▶ [Problem to solve]: Read the listing and extract each line that includes the word "period".

####

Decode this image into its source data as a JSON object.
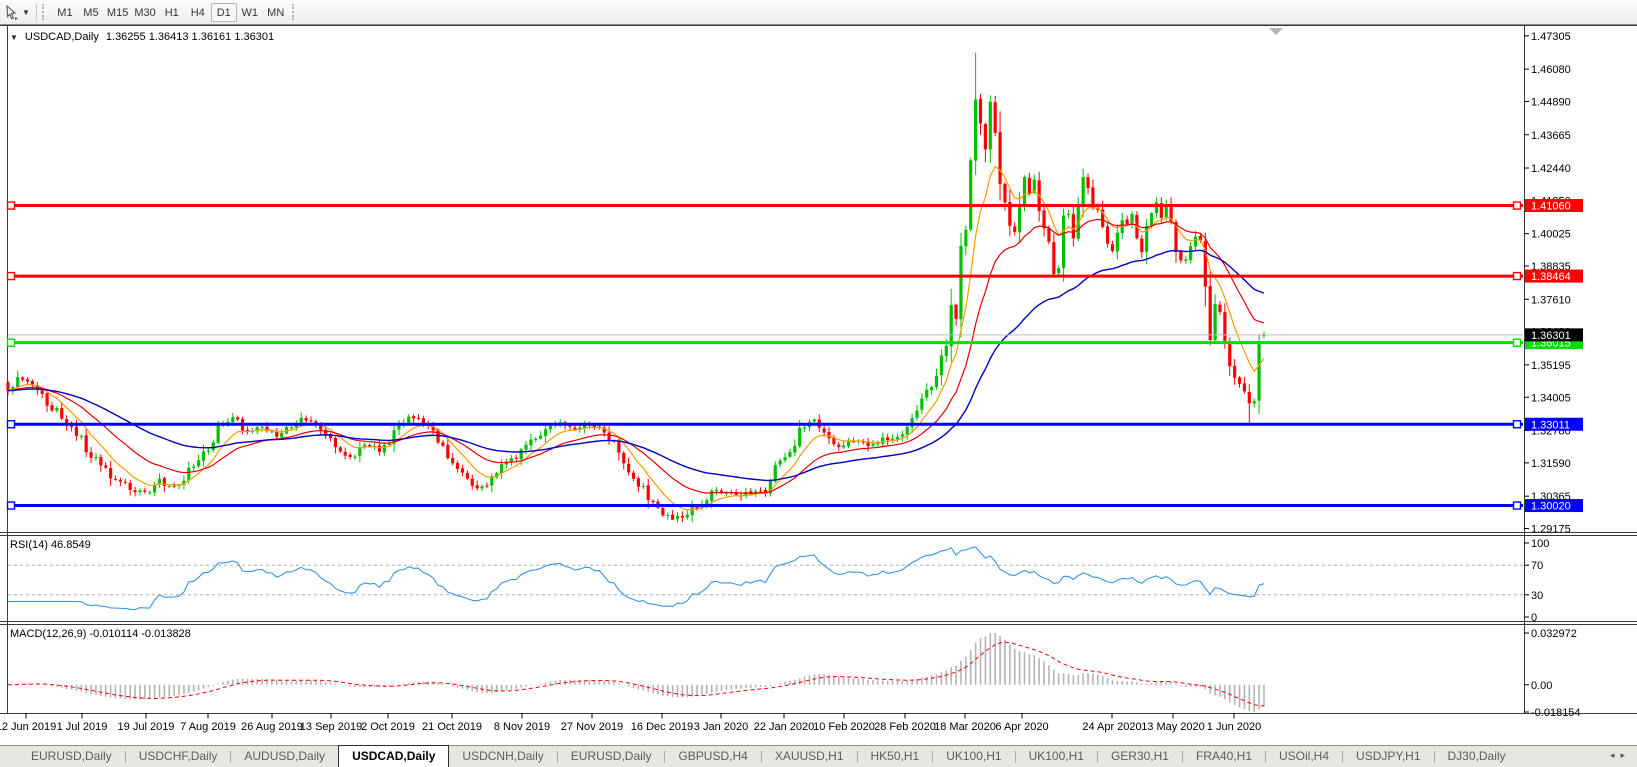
{
  "toolbar": {
    "timeframes": [
      "M1",
      "M5",
      "M15",
      "M30",
      "H1",
      "H4",
      "D1",
      "W1",
      "MN"
    ],
    "active_timeframe": "D1"
  },
  "chart": {
    "symbol": "USDCAD,Daily",
    "ohlc_text": "1.36255 1.36413 1.36161 1.36301"
  },
  "colors": {
    "bull": "#00c000",
    "bear": "#ff0000",
    "ma_fast": "#ff9900",
    "ma_medium": "#e60000",
    "ma_slow": "#0000c0",
    "hline_red": "#ff0000",
    "hline_green": "#00dd00",
    "hline_blue": "#0000ff",
    "current_price_line": "#bdbdbd",
    "current_price_badge": "#000000",
    "rsi_line": "#3894e4",
    "rsi_level_dash": "#b0b0b0",
    "macd_hist": "#b4b4b4",
    "macd_signal": "#ff0000",
    "axis_text": "#000000",
    "pane_border": "#3a3a3a",
    "shift_marker": "#b5b5b5"
  },
  "chart_data": {
    "type": "candlestick+indicators",
    "symbol": "USDCAD",
    "timeframe": "Daily",
    "bars_total": 258,
    "display_bar": {
      "open": 1.36255,
      "high": 1.36413,
      "low": 1.36161,
      "close": 1.36301
    },
    "current_price": 1.36301,
    "current_price_label": "1.36301",
    "price_axis_ticks": [
      "1.47305",
      "1.46080",
      "1.44890",
      "1.43665",
      "1.42440",
      "1.41250",
      "1.40025",
      "1.38835",
      "1.37610",
      "1.36420",
      "1.35195",
      "1.34005",
      "1.32780",
      "1.31590",
      "1.30365",
      "1.29175"
    ],
    "x_labels": [
      "12 Jun 2019",
      "1 Jul 2019",
      "19 Jul 2019",
      "7 Aug 2019",
      "26 Aug 2019",
      "13 Sep 2019",
      "2 Oct 2019",
      "21 Oct 2019",
      "8 Nov 2019",
      "27 Nov 2019",
      "16 Dec 2019",
      "3 Jan 2020",
      "22 Jan 2020",
      "10 Feb 2020",
      "28 Feb 2020",
      "18 Mar 2020",
      "6 Apr 2020",
      "24 Apr 2020",
      "13 May 2020",
      "1 Jun 2020"
    ],
    "x_label_positions": [
      26,
      82,
      146,
      208,
      272,
      331,
      388,
      452,
      522,
      592,
      662,
      721,
      784,
      844,
      905,
      965,
      1022,
      1112,
      1173,
      1234
    ],
    "hlines": [
      {
        "value": 1.4106,
        "label": "1.41060",
        "color": "#ff0000"
      },
      {
        "value": 1.38464,
        "label": "1.38464",
        "color": "#ff0000"
      },
      {
        "value": 1.36015,
        "label": "1.36015",
        "color": "#00dd00"
      },
      {
        "value": 1.33011,
        "label": "1.33011",
        "color": "#0000ff"
      },
      {
        "value": 1.3002,
        "label": "1.30020",
        "color": "#0000ff"
      }
    ],
    "moving_averages": [
      {
        "name": "ma-fast",
        "period": 8,
        "color": "#ff9900",
        "width": 1.2
      },
      {
        "name": "ma-medium",
        "period": 21,
        "color": "#e60000",
        "width": 1.2
      },
      {
        "name": "ma-slow",
        "period": 50,
        "color": "#0000c0",
        "width": 1.4
      }
    ],
    "close_anchors": [
      [
        0,
        1.3425
      ],
      [
        2,
        1.3468
      ],
      [
        4,
        1.3448
      ],
      [
        7,
        1.3398
      ],
      [
        10,
        1.3352
      ],
      [
        13,
        1.3295
      ],
      [
        16,
        1.321
      ],
      [
        19,
        1.3142
      ],
      [
        22,
        1.3096
      ],
      [
        25,
        1.3068
      ],
      [
        28,
        1.3042
      ],
      [
        31,
        1.309
      ],
      [
        34,
        1.3064
      ],
      [
        37,
        1.3126
      ],
      [
        40,
        1.3192
      ],
      [
        43,
        1.3284
      ],
      [
        46,
        1.3332
      ],
      [
        49,
        1.327
      ],
      [
        52,
        1.33
      ],
      [
        55,
        1.3264
      ],
      [
        58,
        1.3294
      ],
      [
        61,
        1.3324
      ],
      [
        64,
        1.3274
      ],
      [
        67,
        1.3224
      ],
      [
        70,
        1.3174
      ],
      [
        73,
        1.3234
      ],
      [
        76,
        1.3204
      ],
      [
        79,
        1.3264
      ],
      [
        82,
        1.3326
      ],
      [
        85,
        1.3304
      ],
      [
        88,
        1.3244
      ],
      [
        91,
        1.3164
      ],
      [
        94,
        1.3094
      ],
      [
        97,
        1.3064
      ],
      [
        100,
        1.3124
      ],
      [
        103,
        1.3174
      ],
      [
        106,
        1.322
      ],
      [
        109,
        1.327
      ],
      [
        112,
        1.331
      ],
      [
        115,
        1.3284
      ],
      [
        118,
        1.3304
      ],
      [
        121,
        1.3294
      ],
      [
        124,
        1.3234
      ],
      [
        127,
        1.313
      ],
      [
        130,
        1.3064
      ],
      [
        132,
        1.3004
      ],
      [
        134,
        1.2974
      ],
      [
        136,
        1.2958
      ],
      [
        138,
        1.297
      ],
      [
        140,
        1.2988
      ],
      [
        142,
        1.3016
      ],
      [
        144,
        1.3048
      ],
      [
        147,
        1.3058
      ],
      [
        150,
        1.3042
      ],
      [
        153,
        1.3054
      ],
      [
        155,
        1.3048
      ],
      [
        157,
        1.3148
      ],
      [
        160,
        1.319
      ],
      [
        163,
        1.3306
      ],
      [
        165,
        1.3322
      ],
      [
        167,
        1.3258
      ],
      [
        170,
        1.3226
      ],
      [
        173,
        1.3234
      ],
      [
        176,
        1.3226
      ],
      [
        179,
        1.325
      ],
      [
        181,
        1.3244
      ],
      [
        183,
        1.327
      ],
      [
        185,
        1.3334
      ],
      [
        187,
        1.34
      ],
      [
        189,
        1.3444
      ],
      [
        191,
        1.3532
      ],
      [
        192,
        1.3612
      ],
      [
        193,
        1.3696
      ],
      [
        194,
        1.3736
      ],
      [
        195,
        1.3936
      ],
      [
        196,
        1.4056
      ],
      [
        197,
        1.4286
      ],
      [
        198,
        1.45
      ],
      [
        199,
        1.4382
      ],
      [
        200,
        1.4302
      ],
      [
        201,
        1.4476
      ],
      [
        202,
        1.4382
      ],
      [
        203,
        1.4202
      ],
      [
        204,
        1.4122
      ],
      [
        205,
        1.4042
      ],
      [
        206,
        1.3992
      ],
      [
        207,
        1.4092
      ],
      [
        208,
        1.4202
      ],
      [
        209,
        1.4142
      ],
      [
        210,
        1.4216
      ],
      [
        211,
        1.4082
      ],
      [
        212,
        1.4012
      ],
      [
        213,
        1.3956
      ],
      [
        214,
        1.3866
      ],
      [
        215,
        1.3892
      ],
      [
        216,
        1.4086
      ],
      [
        217,
        1.4052
      ],
      [
        218,
        1.3996
      ],
      [
        219,
        1.4126
      ],
      [
        220,
        1.4216
      ],
      [
        221,
        1.4162
      ],
      [
        222,
        1.4096
      ],
      [
        223,
        1.4076
      ],
      [
        224,
        1.4032
      ],
      [
        225,
        1.3952
      ],
      [
        226,
        1.3936
      ],
      [
        227,
        1.4012
      ],
      [
        228,
        1.4066
      ],
      [
        229,
        1.4032
      ],
      [
        230,
        1.4076
      ],
      [
        231,
        1.3986
      ],
      [
        232,
        1.3926
      ],
      [
        233,
        1.4026
      ],
      [
        234,
        1.4076
      ],
      [
        235,
        1.4106
      ],
      [
        236,
        1.4056
      ],
      [
        237,
        1.4106
      ],
      [
        238,
        1.4056
      ],
      [
        239,
        1.3952
      ],
      [
        240,
        1.3922
      ],
      [
        241,
        1.3912
      ],
      [
        242,
        1.3952
      ],
      [
        243,
        1.3986
      ],
      [
        244,
        1.4022
      ],
      [
        245,
        1.3802
      ],
      [
        246,
        1.3586
      ],
      [
        247,
        1.3756
      ],
      [
        248,
        1.3702
      ],
      [
        249,
        1.3592
      ],
      [
        250,
        1.3532
      ],
      [
        251,
        1.3496
      ],
      [
        252,
        1.3446
      ],
      [
        253,
        1.3422
      ],
      [
        254,
        1.3372
      ],
      [
        255,
        1.3402
      ],
      [
        256,
        1.3576
      ],
      [
        257,
        1.36301
      ]
    ],
    "forced_extremes": [
      {
        "range": [
          193,
          202
        ],
        "side": "high",
        "value": 1.4668
      },
      {
        "range": [
          130,
          144
        ],
        "side": "low",
        "value": 1.295
      },
      {
        "range": [
          249,
          256
        ],
        "side": "low",
        "value": 1.3301
      }
    ],
    "rsi": {
      "label": "RSI(14) 46.8549",
      "period": 14,
      "value": "46.8549",
      "levels": [
        70,
        30
      ],
      "axis_labels": [
        "100",
        "70",
        "30",
        "0"
      ]
    },
    "macd": {
      "label": "MACD(12,26,9) -0.010114 -0.013828",
      "fast": 12,
      "slow": 26,
      "signal": 9,
      "value_main": "-0.010114",
      "value_signal": "-0.013828",
      "axis_max": "0.032972",
      "axis_zero": "0.00",
      "axis_min": "-0.018154"
    }
  },
  "tabs": {
    "items": [
      "EURUSD,Daily",
      "USDCHF,Daily",
      "AUDUSD,Daily",
      "USDCAD,Daily",
      "USDCNH,Daily",
      "EURUSD,Daily",
      "GBPUSD,H4",
      "XAUUSD,H1",
      "HK50,H1",
      "UK100,H1",
      "UK100,H1",
      "GER30,H1",
      "FRA40,H1",
      "USOil,H4",
      "USDJPY,H1",
      "DJ30,Daily"
    ],
    "active_index": 3,
    "nav_left": "◂",
    "nav_right": "▸"
  }
}
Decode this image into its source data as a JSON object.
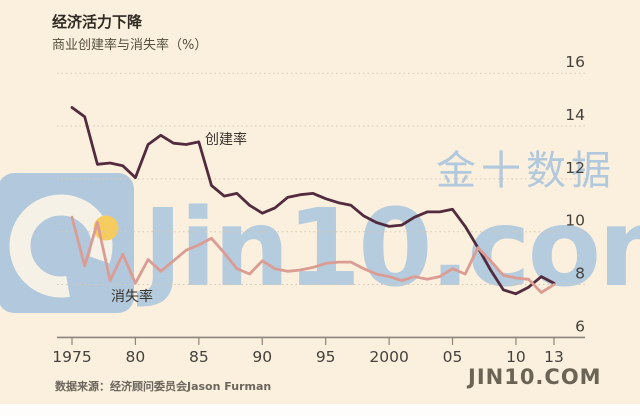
{
  "header": {
    "title": "经济活力下降",
    "subtitle": "商业创建率与消失率（%）"
  },
  "footer": {
    "source": "数据来源：经济顾问委员会Jason Furman",
    "site": "JIN10.COM"
  },
  "watermark": {
    "brand_cn": "金十数据",
    "brand_site": "Jin10.com",
    "color": "#b5cbde",
    "logo_accent": "#f6cb5f"
  },
  "chart_data": {
    "type": "line",
    "title": "经济活力下降",
    "subtitle": "商业创建率与消失率（%）",
    "x_start": 1975,
    "x_end": 2013,
    "x": [
      1975,
      1976,
      1977,
      1978,
      1979,
      1980,
      1981,
      1982,
      1983,
      1984,
      1985,
      1986,
      1987,
      1988,
      1989,
      1990,
      1991,
      1992,
      1993,
      1994,
      1995,
      1996,
      1997,
      1998,
      1999,
      2000,
      2001,
      2002,
      2003,
      2004,
      2005,
      2006,
      2007,
      2008,
      2009,
      2010,
      2011,
      2012,
      2013
    ],
    "series": [
      {
        "name": "创建率",
        "color": "#522b3e",
        "values": [
          14.7,
          14.35,
          12.55,
          12.6,
          12.5,
          12.05,
          13.3,
          13.65,
          13.35,
          13.3,
          13.4,
          11.75,
          11.35,
          11.45,
          11.0,
          10.7,
          10.9,
          11.3,
          11.4,
          11.45,
          11.25,
          11.1,
          11.0,
          10.6,
          10.35,
          10.2,
          10.25,
          10.55,
          10.75,
          10.75,
          10.85,
          10.2,
          9.4,
          8.55,
          7.8,
          7.65,
          7.9,
          8.3,
          8.05
        ]
      },
      {
        "name": "消失率",
        "color": "#db9c94",
        "values": [
          10.55,
          8.7,
          10.35,
          8.15,
          9.15,
          8.05,
          8.95,
          8.5,
          8.9,
          9.3,
          9.5,
          9.75,
          9.2,
          8.6,
          8.4,
          8.9,
          8.6,
          8.5,
          8.55,
          8.65,
          8.8,
          8.85,
          8.85,
          8.6,
          8.4,
          8.3,
          8.15,
          8.3,
          8.2,
          8.3,
          8.6,
          8.4,
          9.4,
          8.9,
          8.35,
          8.25,
          8.2,
          7.7,
          8.0
        ]
      }
    ],
    "xticks": [
      {
        "label": "1975",
        "year": 1975
      },
      {
        "label": "80",
        "year": 1980
      },
      {
        "label": "85",
        "year": 1985
      },
      {
        "label": "90",
        "year": 1990
      },
      {
        "label": "95",
        "year": 1995
      },
      {
        "label": "2000",
        "year": 2000
      },
      {
        "label": "05",
        "year": 2005
      },
      {
        "label": "10",
        "year": 2010
      },
      {
        "label": "13",
        "year": 2013
      }
    ],
    "yticks": [
      6,
      8,
      10,
      12,
      14,
      16
    ],
    "ylim": [
      6,
      16.5
    ],
    "grid": "dotted-horizontal",
    "legend_position": "inline-labels",
    "axis_color": "#8d867b",
    "grid_color": "#d7cab4",
    "tick_label_color": "#45423c"
  }
}
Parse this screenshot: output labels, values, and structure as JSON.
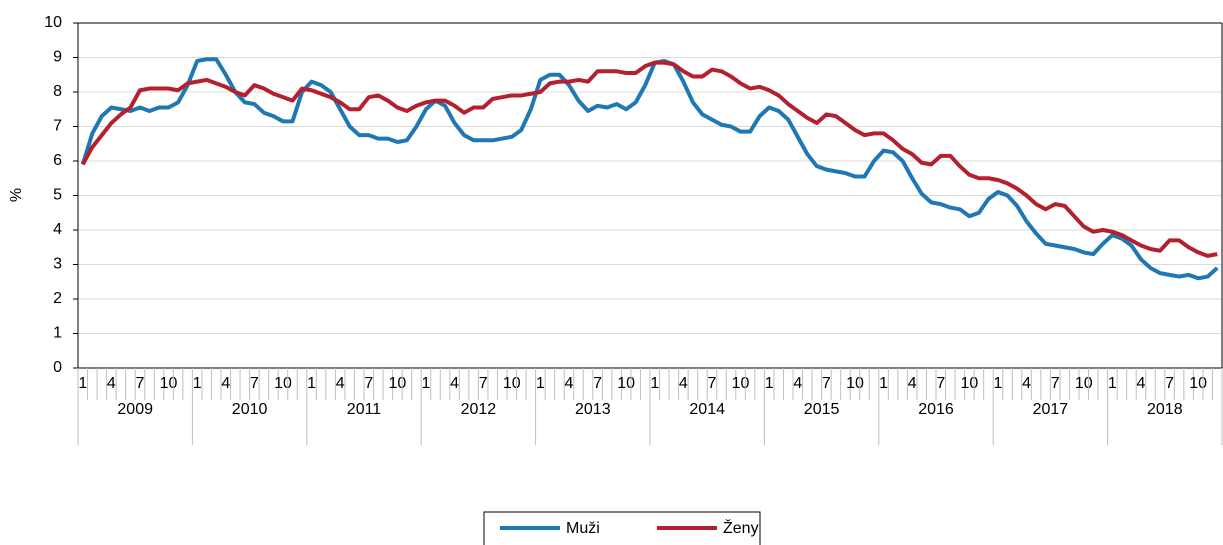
{
  "chart_data": {
    "type": "line",
    "y_label": "%",
    "categories": [
      "1",
      null,
      null,
      "4",
      null,
      null,
      "7",
      null,
      null,
      "10",
      null,
      null,
      "1",
      null,
      null,
      "4",
      null,
      null,
      "7",
      null,
      null,
      "10",
      null,
      null,
      "1",
      null,
      null,
      "4",
      null,
      null,
      "7",
      null,
      null,
      "10",
      null,
      null,
      "1",
      null,
      null,
      "4",
      null,
      null,
      "7",
      null,
      null,
      "10",
      null,
      null,
      "1",
      null,
      null,
      "4",
      null,
      null,
      "7",
      null,
      null,
      "10",
      null,
      null,
      "1",
      null,
      null,
      "4",
      null,
      null,
      "7",
      null,
      null,
      "10",
      null,
      null,
      "1",
      null,
      null,
      "4",
      null,
      null,
      "7",
      null,
      null,
      "10",
      null,
      null,
      "1",
      null,
      null,
      "4",
      null,
      null,
      "7",
      null,
      null,
      "10",
      null,
      null,
      "1",
      null,
      null,
      "4",
      null,
      null,
      "7",
      null,
      null,
      "10",
      null,
      null,
      "1",
      null,
      null,
      "4",
      null,
      null,
      "7",
      null,
      null,
      "10",
      null,
      null
    ],
    "years": [
      "2009",
      "2010",
      "2011",
      "2012",
      "2013",
      "2014",
      "2015",
      "2016",
      "2017",
      "2018"
    ],
    "series": [
      {
        "name": "Muži",
        "color": "#1f77b4",
        "values": [
          5.9,
          6.8,
          7.3,
          7.55,
          7.5,
          7.45,
          7.55,
          7.45,
          7.55,
          7.55,
          7.7,
          8.2,
          8.9,
          8.95,
          8.95,
          8.5,
          8.0,
          7.7,
          7.65,
          7.4,
          7.3,
          7.15,
          7.15,
          8.0,
          8.3,
          8.2,
          8.0,
          7.5,
          7.0,
          6.75,
          6.75,
          6.65,
          6.65,
          6.55,
          6.6,
          7.0,
          7.5,
          7.75,
          7.6,
          7.1,
          6.75,
          6.6,
          6.6,
          6.6,
          6.65,
          6.7,
          6.9,
          7.5,
          8.35,
          8.5,
          8.5,
          8.2,
          7.75,
          7.45,
          7.6,
          7.55,
          7.65,
          7.5,
          7.7,
          8.2,
          8.85,
          8.9,
          8.8,
          8.3,
          7.7,
          7.35,
          7.2,
          7.05,
          7.0,
          6.85,
          6.85,
          7.3,
          7.55,
          7.45,
          7.2,
          6.7,
          6.2,
          5.85,
          5.75,
          5.7,
          5.65,
          5.55,
          5.55,
          6.0,
          6.3,
          6.25,
          6.0,
          5.5,
          5.05,
          4.8,
          4.75,
          4.65,
          4.6,
          4.4,
          4.5,
          4.9,
          5.1,
          5.0,
          4.7,
          4.25,
          3.9,
          3.6,
          3.55,
          3.5,
          3.45,
          3.35,
          3.3,
          3.6,
          3.85,
          3.75,
          3.55,
          3.15,
          2.9,
          2.75,
          2.7,
          2.65,
          2.7,
          2.6,
          2.65,
          2.9
        ]
      },
      {
        "name": "Ženy",
        "color": "#b5202e",
        "values": [
          5.9,
          6.4,
          6.75,
          7.1,
          7.35,
          7.55,
          8.05,
          8.1,
          8.1,
          8.1,
          8.05,
          8.25,
          8.3,
          8.35,
          8.25,
          8.15,
          8.0,
          7.9,
          8.2,
          8.1,
          7.95,
          7.85,
          7.75,
          8.1,
          8.05,
          7.95,
          7.85,
          7.7,
          7.5,
          7.5,
          7.85,
          7.9,
          7.75,
          7.55,
          7.45,
          7.6,
          7.7,
          7.75,
          7.75,
          7.6,
          7.4,
          7.55,
          7.55,
          7.8,
          7.85,
          7.9,
          7.9,
          7.95,
          8.0,
          8.25,
          8.3,
          8.3,
          8.35,
          8.3,
          8.6,
          8.6,
          8.6,
          8.55,
          8.55,
          8.75,
          8.85,
          8.85,
          8.8,
          8.6,
          8.45,
          8.45,
          8.65,
          8.6,
          8.45,
          8.25,
          8.1,
          8.15,
          8.05,
          7.9,
          7.65,
          7.45,
          7.25,
          7.1,
          7.35,
          7.3,
          7.1,
          6.9,
          6.75,
          6.8,
          6.8,
          6.6,
          6.35,
          6.2,
          5.95,
          5.9,
          6.15,
          6.15,
          5.85,
          5.6,
          5.5,
          5.5,
          5.45,
          5.35,
          5.2,
          5.0,
          4.75,
          4.6,
          4.75,
          4.7,
          4.4,
          4.1,
          3.95,
          4.0,
          3.95,
          3.85,
          3.7,
          3.55,
          3.45,
          3.4,
          3.7,
          3.7,
          3.5,
          3.35,
          3.25,
          3.3
        ]
      }
    ],
    "ylim": [
      0,
      10
    ],
    "yticks": [
      0,
      1,
      2,
      3,
      4,
      5,
      6,
      7,
      8,
      9,
      10
    ],
    "grid": true,
    "legend": "bottom"
  }
}
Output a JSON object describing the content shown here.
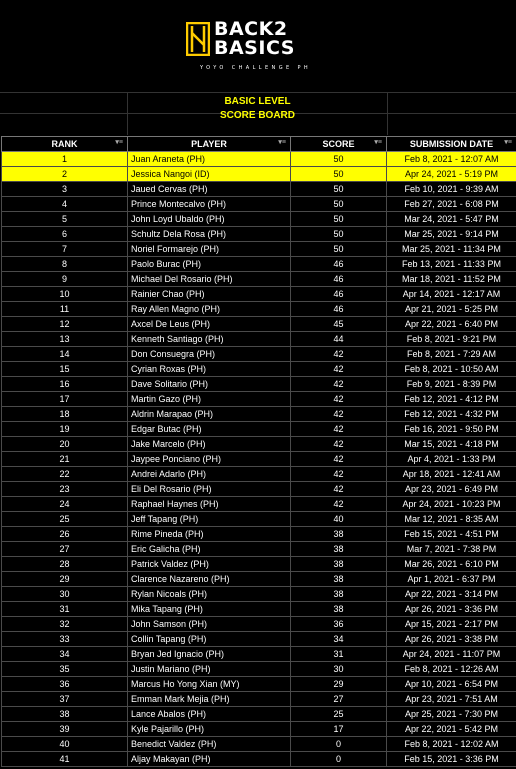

####

▶ [Exercise result]:
        "period": 8,
        "period": 21,
        "period": 50,
      "period": 14,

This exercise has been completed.